**Work required:** All the entries need to be quoted exactly, apart from the pictures, which you should drop.
::::::
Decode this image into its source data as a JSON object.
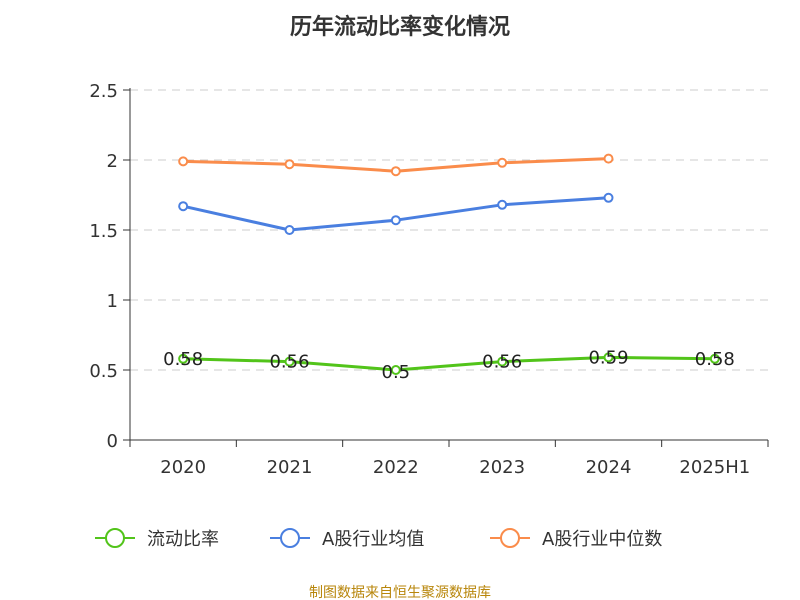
{
  "chart_data": {
    "type": "line",
    "title": "历年流动比率变化情况",
    "categories": [
      "2020",
      "2021",
      "2022",
      "2023",
      "2024",
      "2025H1"
    ],
    "ylim": [
      0,
      2.5
    ],
    "yticks": [
      "0",
      "0.5",
      "1",
      "1.5",
      "2",
      "2.5"
    ],
    "grid": true,
    "legend_position": "bottom",
    "series": [
      {
        "name": "流动比率",
        "color": "#52c41a",
        "values": [
          0.58,
          0.56,
          0.5,
          0.56,
          0.59,
          0.58
        ],
        "labels": [
          "0.58",
          "0.56",
          "0.5",
          "0.56",
          "0.59",
          "0.58"
        ]
      },
      {
        "name": "A股行业均值",
        "color": "#4a7fe0",
        "values": [
          1.67,
          1.5,
          1.57,
          1.68,
          1.73,
          null
        ]
      },
      {
        "name": "A股行业中位数",
        "color": "#fa8c4b",
        "values": [
          1.99,
          1.97,
          1.92,
          1.98,
          2.01,
          null
        ]
      }
    ]
  },
  "source": "制图数据来自恒生聚源数据库"
}
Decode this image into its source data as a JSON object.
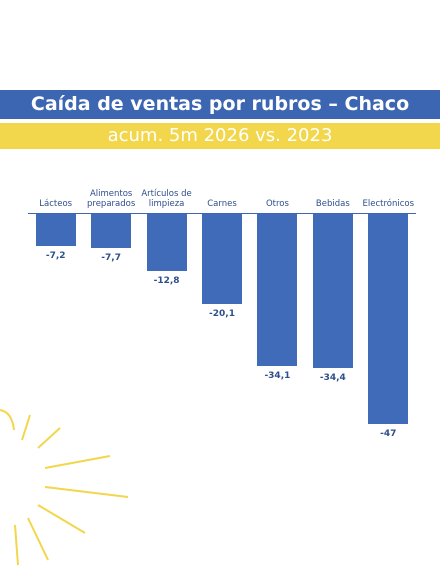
{
  "chart_data": {
    "type": "bar",
    "title": "Caída de ventas por rubros – Chaco",
    "subtitle": "acum. 5m 2026 vs. 2023",
    "categories": [
      "Lácteos",
      "Alimentos preparados",
      "Artículos de limpieza",
      "Carnes",
      "Otros",
      "Bebidas",
      "Electrónicos"
    ],
    "values": [
      -7.2,
      -7.7,
      -12.8,
      -20.1,
      -34.1,
      -34.4,
      -47
    ],
    "value_labels": [
      "-7,2",
      "-7,7",
      "-12,8",
      "-20,1",
      "-34,1",
      "-34,4",
      "-47"
    ],
    "color": "#3f6bb8"
  }
}
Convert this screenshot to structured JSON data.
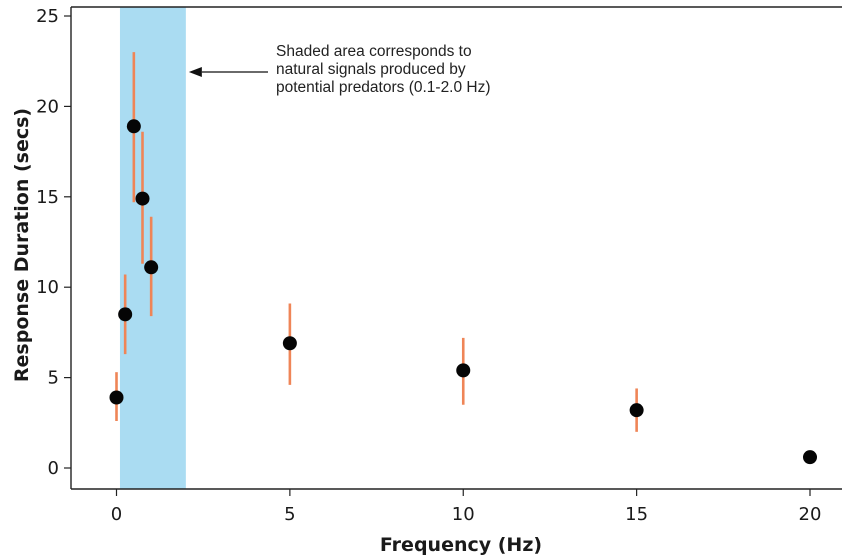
{
  "chart_data": {
    "type": "scatter",
    "title": "",
    "xlabel": "Frequency (Hz)",
    "ylabel": "Response Duration (secs)",
    "xlim": [
      -2,
      21
    ],
    "ylim": [
      -1.2,
      25.5
    ],
    "x_ticks": [
      0,
      5,
      10,
      15,
      20
    ],
    "y_ticks": [
      0,
      5,
      10,
      15,
      20,
      25
    ],
    "grid": false,
    "legend": "none",
    "shaded_region": {
      "x_start": 0.1,
      "x_end": 2.0,
      "color": "#aadcf2"
    },
    "series": [
      {
        "points": [
          {
            "x": 0.0,
            "y": 3.9,
            "err_low": 2.6,
            "err_high": 5.3
          },
          {
            "x": 0.25,
            "y": 8.5,
            "err_low": 6.3,
            "err_high": 10.7
          },
          {
            "x": 0.5,
            "y": 18.9,
            "err_low": 14.7,
            "err_high": 23.0
          },
          {
            "x": 0.75,
            "y": 14.9,
            "err_low": 11.3,
            "err_high": 18.6
          },
          {
            "x": 1.0,
            "y": 11.1,
            "err_low": 8.4,
            "err_high": 13.9
          },
          {
            "x": 5.0,
            "y": 6.9,
            "err_low": 4.6,
            "err_high": 9.1
          },
          {
            "x": 10.0,
            "y": 5.4,
            "err_low": 3.5,
            "err_high": 7.2
          },
          {
            "x": 15.0,
            "y": 3.2,
            "err_low": 2.0,
            "err_high": 4.4
          },
          {
            "x": 20.0,
            "y": 0.6,
            "err_low": 0.6,
            "err_high": 0.6
          }
        ]
      }
    ],
    "annotation": {
      "lines": [
        "Shaded area corresponds to",
        "natural signals produced by",
        "potential predators (0.1-2.0 Hz)"
      ]
    },
    "colors": {
      "marker": "#050505",
      "error_bar": "#ef8557",
      "axis": "#222222"
    }
  }
}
::::::
**Expected answer:**
Decode this image into its source data as a JSON object.
{
  "chart_data": {
    "type": "line",
    "title": "历年流动比率变化情况",
    "categories": [
      "2020",
      "2021",
      "2022",
      "2023",
      "2024",
      "2025H1"
    ],
    "ylim": [
      0,
      2.5
    ],
    "yticks": [
      "0",
      "0.5",
      "1",
      "1.5",
      "2",
      "2.5"
    ],
    "grid": true,
    "legend_position": "bottom",
    "series": [
      {
        "name": "流动比率",
        "color": "#52c41a",
        "values": [
          0.58,
          0.56,
          0.5,
          0.56,
          0.59,
          0.58
        ],
        "labels": [
          "0.58",
          "0.56",
          "0.5",
          "0.56",
          "0.59",
          "0.58"
        ]
      },
      {
        "name": "A股行业均值",
        "color": "#4a7fe0",
        "values": [
          1.67,
          1.5,
          1.57,
          1.68,
          1.73,
          null
        ]
      },
      {
        "name": "A股行业中位数",
        "color": "#fa8c4b",
        "values": [
          1.99,
          1.97,
          1.92,
          1.98,
          2.01,
          null
        ]
      }
    ]
  },
  "source": "制图数据来自恒生聚源数据库"
}
Decode this image into its source data as a JSON object.
{
  "chart_data": {
    "type": "bar",
    "title": "Caída de ventas por rubros – Chaco",
    "subtitle": "acum. 5m 2026 vs. 2023",
    "categories": [
      "Lácteos",
      "Alimentos preparados",
      "Artículos de limpieza",
      "Carnes",
      "Otros",
      "Bebidas",
      "Electrónicos"
    ],
    "values": [
      -7.2,
      -7.7,
      -12.8,
      -20.1,
      -34.1,
      -34.4,
      -47
    ],
    "value_labels": [
      "-7,2",
      "-7,7",
      "-12,8",
      "-20,1",
      "-34,1",
      "-34,4",
      "-47"
    ],
    "color": "#3f6bb8"
  }
}
Convert this screenshot to structured JSON data.
{
  "chart_data": {
    "type": "scatter",
    "title": "",
    "xlabel": "Frequency (Hz)",
    "ylabel": "Response Duration (secs)",
    "xlim": [
      -2,
      21
    ],
    "ylim": [
      -1.2,
      25.5
    ],
    "x_ticks": [
      0,
      5,
      10,
      15,
      20
    ],
    "y_ticks": [
      0,
      5,
      10,
      15,
      20,
      25
    ],
    "grid": false,
    "legend": "none",
    "shaded_region": {
      "x_start": 0.1,
      "x_end": 2.0,
      "color": "#aadcf2"
    },
    "series": [
      {
        "points": [
          {
            "x": 0.0,
            "y": 3.9,
            "err_low": 2.6,
            "err_high": 5.3
          },
          {
            "x": 0.25,
            "y": 8.5,
            "err_low": 6.3,
            "err_high": 10.7
          },
          {
            "x": 0.5,
            "y": 18.9,
            "err_low": 14.7,
            "err_high": 23.0
          },
          {
            "x": 0.75,
            "y": 14.9,
            "err_low": 11.3,
            "err_high": 18.6
          },
          {
            "x": 1.0,
            "y": 11.1,
            "err_low": 8.4,
            "err_high": 13.9
          },
          {
            "x": 5.0,
            "y": 6.9,
            "err_low": 4.6,
            "err_high": 9.1
          },
          {
            "x": 10.0,
            "y": 5.4,
            "err_low": 3.5,
            "err_high": 7.2
          },
          {
            "x": 15.0,
            "y": 3.2,
            "err_low": 2.0,
            "err_high": 4.4
          },
          {
            "x": 20.0,
            "y": 0.6,
            "err_low": 0.6,
            "err_high": 0.6
          }
        ]
      }
    ],
    "annotation": {
      "lines": [
        "Shaded area corresponds to",
        "natural signals produced by",
        "potential predators (0.1-2.0 Hz)"
      ]
    },
    "colors": {
      "marker": "#050505",
      "error_bar": "#ef8557",
      "axis": "#222222"
    }
  }
}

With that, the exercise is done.